### YOUR INSTRUCTIONS
Wherever the string "displayed" occurs in a line of these records, report that line.

### INFORMATION GIVEN
+-------+

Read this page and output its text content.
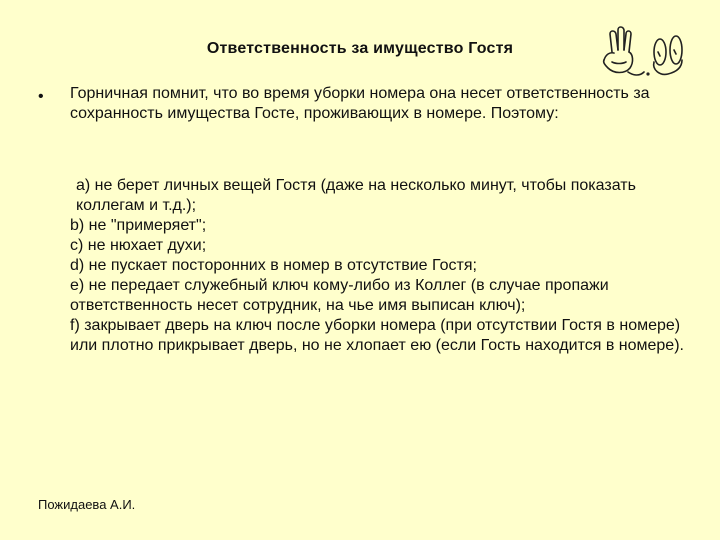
Ответственность за имущество Гостя
• Горничная помнит, что во время уборки номера она несет ответственность за сохранность имущества Госте, проживающих в номере. Поэтому:
a) не берет личных вещей Гостя (даже на несколько минут, чтобы показать коллегам и т.д.);
b) не "примеряет";
c) не нюхает духи;
d) не пускает посторонних в номер в отсутствие Гостя;
e) не передает служебный ключ кому-либо из Коллег (в случае пропажи ответственность несет сотрудник, на чье имя выписан ключ);
f) закрывает дверь на ключ после уборки номера (при отсутствии Гостя в номере) или плотно прикрывает дверь, но не хлопает ею (если Гость находится в номере).
Пожидаева А.И.
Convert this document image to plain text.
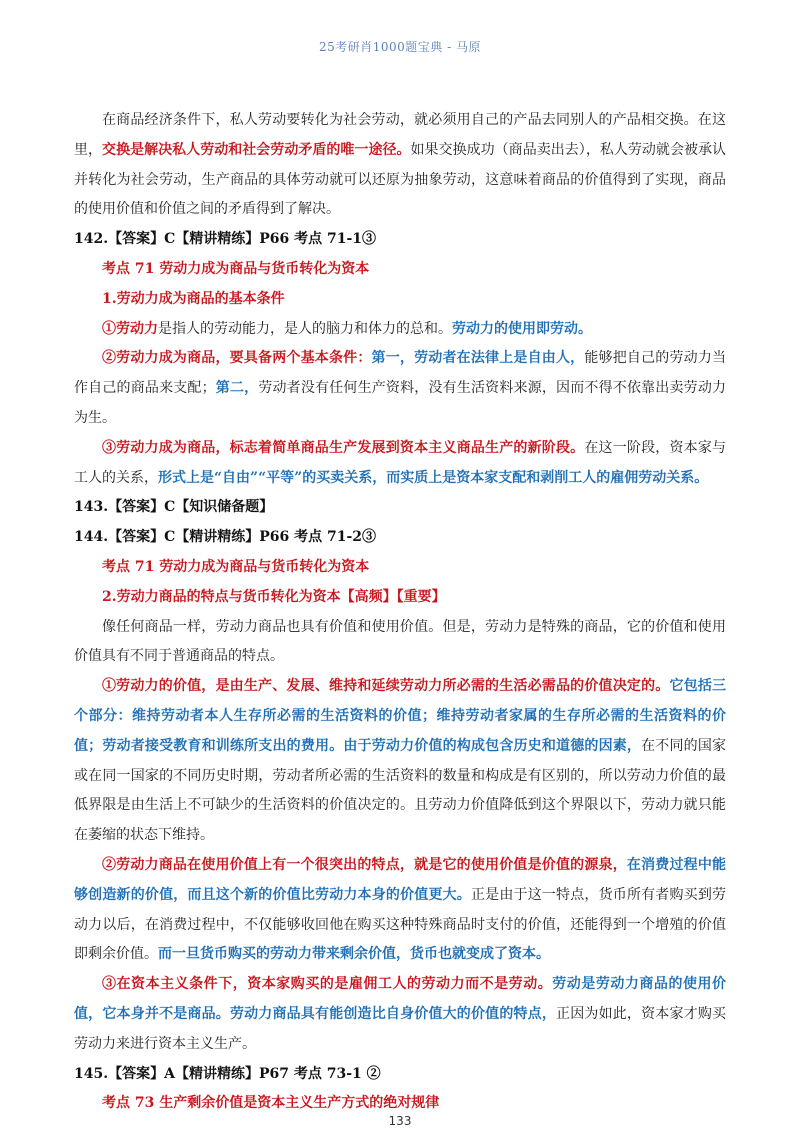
25考研肖1000题宝典 - 马原

在商品经济条件下，私人劳动要转化为社会劳动，就必须用自己的产品去同别人的产品相交换。在这里，交换是解决私人劳动和社会劳动矛盾的唯一途径。如果交换成功（商品卖出去），私人劳动就会被承认并转化为社会劳动，生产商品的具体劳动就可以还原为抽象劳动，这意味着商品的价值得到了实现，商品的使用价值和价值之间的矛盾得到了解决。

142.【答案】C【精讲精练】P66 考点 71-1③

考点 71 劳动力成为商品与货币转化为资本

1.劳动力成为商品的基本条件

①劳动力是指人的劳动能力，是人的脑力和体力的总和。劳动力的使用即劳动。

②劳动力成为商品，要具备两个基本条件：第一，劳动者在法律上是自由人，能够把自己的劳动力当作自己的商品来支配；第二，劳动者没有任何生产资料，没有生活资料来源，因而不得不依靠出卖劳动力为生。

③劳动力成为商品，标志着简单商品生产发展到资本主义商品生产的新阶段。在这一阶段，资本家与工人的关系，形式上是“自由”“平等”的买卖关系，而实质上是资本家支配和剥削工人的雇佣劳动关系。

143.【答案】C【知识储备题】

144.【答案】C【精讲精练】P66 考点 71-2③

考点 71 劳动力成为商品与货币转化为资本

2.劳动力商品的特点与货币转化为资本【高频】【重要】

像任何商品一样，劳动力商品也具有价值和使用价值。但是，劳动力是特殊的商品，它的价值和使用价值具有不同于普通商品的特点。

①劳动力的价值，是由生产、发展、维持和延续劳动力所必需的生活必需品的价值决定的。它包括三个部分：维持劳动者本人生存所必需的生活资料的价值；维持劳动者家属的生存所必需的生活资料的价值；劳动者接受教育和训练所支出的费用。由于劳动力价值的构成包含历史和道德的因素，在不同的国家或在同一国家的不同历史时期，劳动者所必需的生活资料的数量和构成是有区别的，所以劳动力价值的最低界限是由生活上不可缺少的生活资料的价值决定的。且劳动力价值降低到这个界限以下，劳动力就只能在萎缩的状态下维持。

②劳动力商品在使用价值上有一个很突出的特点，就是它的使用价值是价值的源泉，在消费过程中能够创造新的价值，而且这个新的价值比劳动力本身的价值更大。正是由于这一特点，货币所有者购买到劳动力以后，在消费过程中，不仅能够收回他在购买这种特殊商品时支付的价值，还能得到一个增殖的价值即剩余价值。而一旦货币购买的劳动力带来剩余价值，货币也就变成了资本。

③在资本主义条件下，资本家购买的是雇佣工人的劳动力而不是劳动。劳动是劳动力商品的使用价值，它本身并不是商品。劳动力商品具有能创造比自身价值大的价值的特点，正因为如此，资本家才购买劳动力来进行资本主义生产。

145.【答案】A【精讲精练】P67 考点 73-1 ②

考点 73 生产剩余价值是资本主义生产方式的绝对规律

133
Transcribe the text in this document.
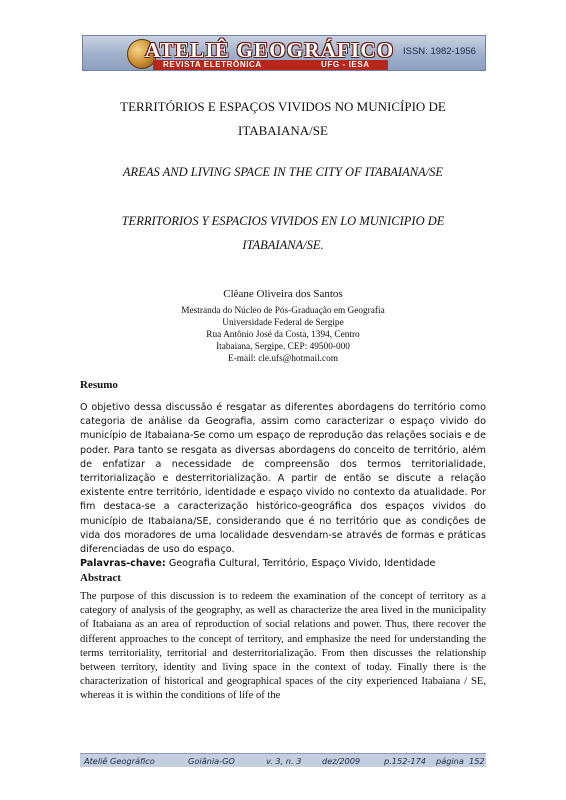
ATELIÊ GEOGRÁFICO
REVISTA ELETRÔNICA	UFG - IESA
ISSN: 1982-1956
TERRITÓRIOS E ESPAÇOS VIVIDOS NO MUNICÍPIO DE
ITABAIANA/SE
AREAS AND LIVING SPACE IN THE CITY OF ITABAIANA/SE
TERRITORIOS Y ESPACIOS VIVIDOS EN LO MUNICIPIO DE
ITABAIANA/SE.
Clêane Oliveira dos Santos
Mestranda do Núcleo de Pós-Graduação em Geografia
Universidade Federal de Sergipe
Rua Antônio José da Costa, 1394, Centro
Itabaiana, Sergipe, CEP: 49500-000
E-mail: cle.ufs@hotmail.com
Resumo
O objetivo dessa discussão é resgatar as diferentes abordagens do território como categoria de análise da Geografia, assim como caracterizar o espaço vivido do município de Itabaiana-Se como um espaço de reprodução das relações sociais e de poder. Para tanto se resgata as diversas abordagens do conceito de território, além de enfatizar a necessidade de compreensão dos termos territorialidade, territorialização e desterritorialização. A partir de então se discute a relação existente entre território, identidade e espaço vivido no contexto da atualidade. Por fim destaca-se a caracterização histórico-geográfica dos espaços vividos do município de Itabaiana/SE, considerando que é no território que as condições de vida dos moradores de uma localidade desvendam-se através de formas e práticas diferenciadas de uso do espaço.
Palavras-chave: Geografia Cultural, Território, Espaço Vivido, Identidade
Abstract
The purpose of this discussion is to redeem the examination of the concept of territory as a category of analysis of the geography, as well as characterize the area lived in the municipality of Itabaiana as an area of reproduction of social relations and power. Thus, there recover the different approaches to the concept of territory, and emphasize the need for understanding the terms territoriality, territorial and desterritorialização. From then discusses the relationship between territory, identity and living space in the context of today. Finally there is the characterization of historical and geographical spaces of the city experienced Itabaiana / SE, whereas it is within the conditions of life of the
Ateliê Geográfico	Goiânia-GO	v. 3, n. 3	dez/2009	p.152-174 página 152
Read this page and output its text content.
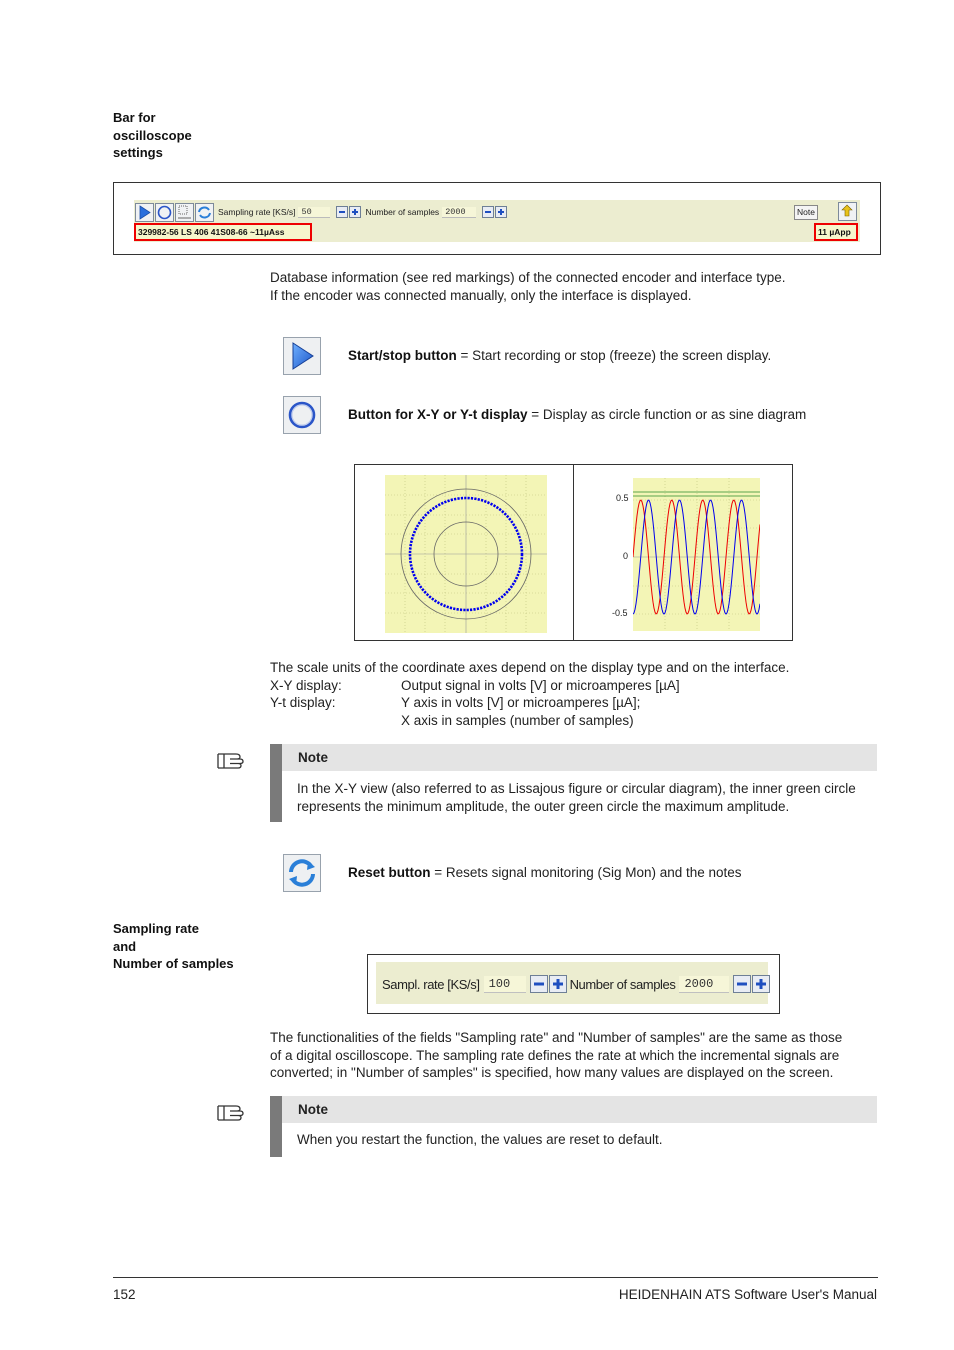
Bar for
oscilloscope
settings
Sampling rate [KS/s] 50	Number of samples 2000	Note
329982-56 LS 406 41S08-66 ~11µAss	11 µApp
Database information (see red markings) of the connected encoder and interface type.
If the encoder was connected manually, only the interface is displayed.
Start/stop button = Start recording or stop (freeze) the screen display.
Button for X-Y or Y-t display = Display as circle function or as sine diagram
0.5
0
-0.5
The scale units of the coordinate axes depend on the display type and on the interface.
X-Y display:	Output signal in volts [V] or microamperes [µA]
Y-t display:	Y axis in volts [V] or microamperes [µA];
X axis in samples (number of samples)
Note
In the X-Y view (also referred to as Lissajous figure or circular diagram), the inner green circle
represents the minimum amplitude, the outer green circle the maximum amplitude.
Reset button = Resets signal monitoring (Sig Mon) and the notes
Sampling rate
and
Number of samples
Sampl. rate [KS/s] 100	Number of samples 2000
The functionalities of the fields "Sampling rate" and "Number of samples" are the same as those
of a digital oscilloscope. The sampling rate defines the rate at which the incremental signals are
converted; in "Number of samples" is specified, how many values are displayed on the screen.
Note
When you restart the function, the values are reset to default.
152	HEIDENHAIN ATS Software User's Manual
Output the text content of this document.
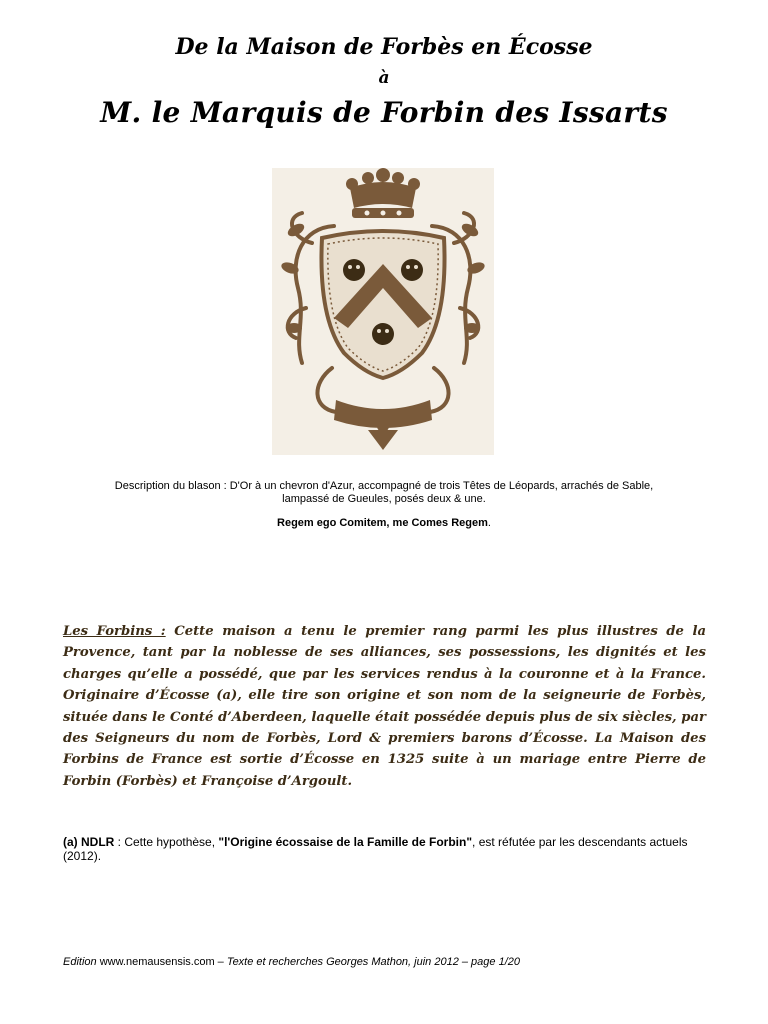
De la Maison de Forbès en Écosse
à
M. le Marquis de Forbin des Issarts
Description du blason : D'Or à un chevron d'Azur, accompagné de trois Têtes de Léopards, arrachés de Sable,
lampassé de Gueules, posés deux & une.
Regem ego Comitem, me Comes Regem.
Les Forbins : Cette maison a tenu le premier rang parmi les plus illustres de la Provence, tant par la noblesse de ses alliances, ses possessions, les dignités et les charges qu’elle a possédé, que par les services rendus à la couronne et à la France. Originaire d’Écosse (a), elle tire son origine et son nom de la seigneurie de Forbès, située dans le Conté d’Aberdeen, laquelle était possédée depuis plus de six siècles, par des Seigneurs du nom de Forbès, Lord & premiers barons d’Écosse. La Maison des Forbins de France est sortie d’Écosse en 1325 suite à un mariage entre Pierre de Forbin (Forbès) et Françoise d’Argoult.
(a) NDLR : Cette hypothèse, "l'Origine écossaise de la Famille de Forbin", est réfutée par les descendants actuels (2012).
Edition www.nemausensis.com – Texte et recherches Georges Mathon, juin 2012 – page 1/20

+-------+

### ANSWER TO THIS PROBLEM
If the encoder was connected manually, only the interface is displayed.
converted; in "Number of samples" is specified, how many values are displayed on the screen.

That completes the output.